Instruction
Copy each line below in which the string "color" occurs.

[START Data supplied]

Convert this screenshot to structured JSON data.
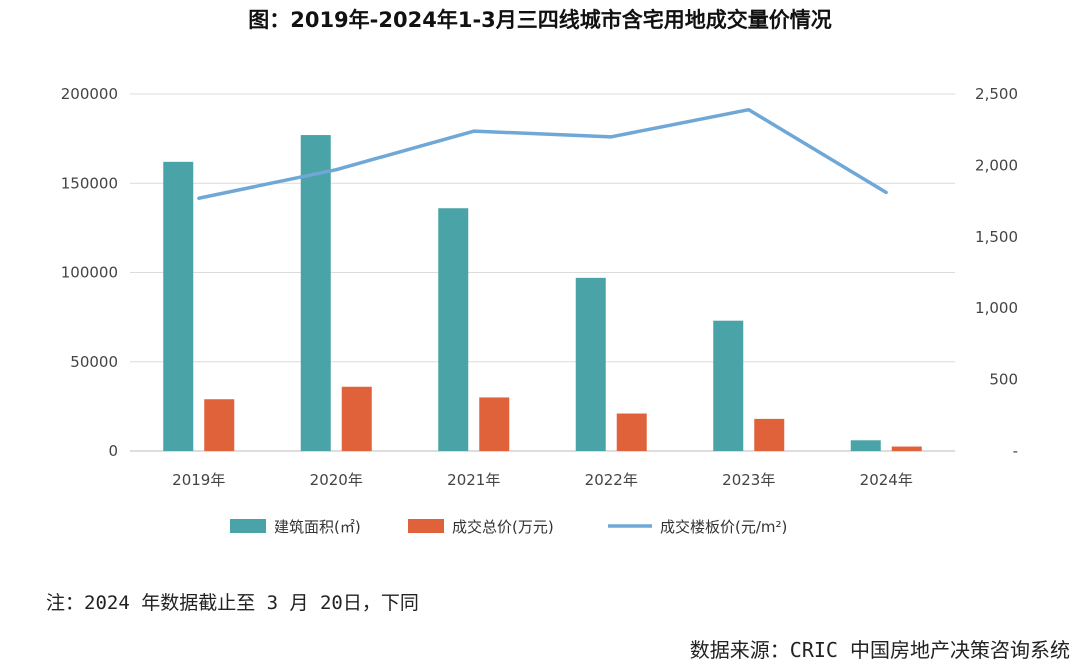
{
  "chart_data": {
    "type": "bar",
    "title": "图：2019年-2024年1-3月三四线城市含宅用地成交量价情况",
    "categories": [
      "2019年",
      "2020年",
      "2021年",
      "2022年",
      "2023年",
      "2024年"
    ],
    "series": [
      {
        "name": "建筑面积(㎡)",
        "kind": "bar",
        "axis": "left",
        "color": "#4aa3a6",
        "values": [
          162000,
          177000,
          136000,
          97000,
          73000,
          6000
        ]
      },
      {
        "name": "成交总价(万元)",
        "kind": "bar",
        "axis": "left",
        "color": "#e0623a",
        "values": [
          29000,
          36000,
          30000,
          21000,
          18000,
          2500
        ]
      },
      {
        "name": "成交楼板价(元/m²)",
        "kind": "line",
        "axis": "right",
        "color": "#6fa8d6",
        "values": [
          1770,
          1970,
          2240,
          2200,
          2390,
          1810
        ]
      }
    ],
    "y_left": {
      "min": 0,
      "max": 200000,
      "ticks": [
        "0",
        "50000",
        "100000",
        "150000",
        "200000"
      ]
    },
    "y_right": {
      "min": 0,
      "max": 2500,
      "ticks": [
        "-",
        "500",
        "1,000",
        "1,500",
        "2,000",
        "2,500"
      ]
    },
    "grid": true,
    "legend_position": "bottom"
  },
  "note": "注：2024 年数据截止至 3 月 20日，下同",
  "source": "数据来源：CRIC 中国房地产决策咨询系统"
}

[END Data supplied]

The reply
        "color": "#4aa3a6",
        "color": "#e0623a",
        "color": "#6fa8d6",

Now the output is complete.